(Data items)
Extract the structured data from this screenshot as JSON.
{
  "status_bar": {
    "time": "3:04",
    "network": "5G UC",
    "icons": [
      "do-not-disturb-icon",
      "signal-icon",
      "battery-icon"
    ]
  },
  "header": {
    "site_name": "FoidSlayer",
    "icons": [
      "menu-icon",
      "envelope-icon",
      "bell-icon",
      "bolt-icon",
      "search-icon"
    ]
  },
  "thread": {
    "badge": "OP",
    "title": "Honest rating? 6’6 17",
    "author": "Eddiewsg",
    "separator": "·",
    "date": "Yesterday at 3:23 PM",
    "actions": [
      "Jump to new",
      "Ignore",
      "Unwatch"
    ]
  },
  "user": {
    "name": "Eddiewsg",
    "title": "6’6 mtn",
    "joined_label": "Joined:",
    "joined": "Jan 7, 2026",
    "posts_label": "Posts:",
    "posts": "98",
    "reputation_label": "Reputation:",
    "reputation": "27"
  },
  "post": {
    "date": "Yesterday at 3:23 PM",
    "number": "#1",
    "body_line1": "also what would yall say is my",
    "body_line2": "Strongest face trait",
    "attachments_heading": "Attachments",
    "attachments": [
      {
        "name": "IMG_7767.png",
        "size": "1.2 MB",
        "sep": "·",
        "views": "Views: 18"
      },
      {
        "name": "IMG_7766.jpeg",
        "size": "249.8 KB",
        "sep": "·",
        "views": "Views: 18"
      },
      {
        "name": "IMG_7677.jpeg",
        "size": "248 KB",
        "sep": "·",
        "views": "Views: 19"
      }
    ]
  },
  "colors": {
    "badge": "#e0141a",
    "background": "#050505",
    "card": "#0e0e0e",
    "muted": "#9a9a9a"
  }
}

#### SET PROBLEM
Send back all of the entries exactly, with nothing missing.

#### THE SOLUTION
Extract the structured data from this screenshot as JSON.
{
  "status_bar": {
    "time": "3:04",
    "network": "5G UC",
    "icons": [
      "do-not-disturb-icon",
      "signal-icon",
      "battery-icon"
    ]
  },
  "header": {
    "site_name": "FoidSlayer",
    "icons": [
      "menu-icon",
      "envelope-icon",
      "bell-icon",
      "bolt-icon",
      "search-icon"
    ]
  },
  "thread": {
    "badge": "OP",
    "title": "Honest rating? 6’6 17",
    "author": "Eddiewsg",
    "separator": "·",
    "date": "Yesterday at 3:23 PM",
    "actions": [
      "Jump to new",
      "Ignore",
      "Unwatch"
    ]
  },
  "user": {
    "name": "Eddiewsg",
    "title": "6’6 mtn",
    "joined_label": "Joined:",
    "joined": "Jan 7, 2026",
    "posts_label": "Posts:",
    "posts": "98",
    "reputation_label": "Reputation:",
    "reputation": "27"
  },
  "post": {
    "date": "Yesterday at 3:23 PM",
    "number": "#1",
    "body_line1": "also what would yall say is my",
    "body_line2": "Strongest face trait",
    "attachments_heading": "Attachments",
    "attachments": [
      {
        "name": "IMG_7767.png",
        "size": "1.2 MB",
        "sep": "·",
        "views": "Views: 18"
      },
      {
        "name": "IMG_7766.jpeg",
        "size": "249.8 KB",
        "sep": "·",
        "views": "Views: 18"
      },
      {
        "name": "IMG_7677.jpeg",
        "size": "248 KB",
        "sep": "·",
        "views": "Views: 19"
      }
    ]
  },
  "colors": {
    "badge": "#e0141a",
    "background": "#050505",
    "card": "#0e0e0e",
    "muted": "#9a9a9a"
  }
}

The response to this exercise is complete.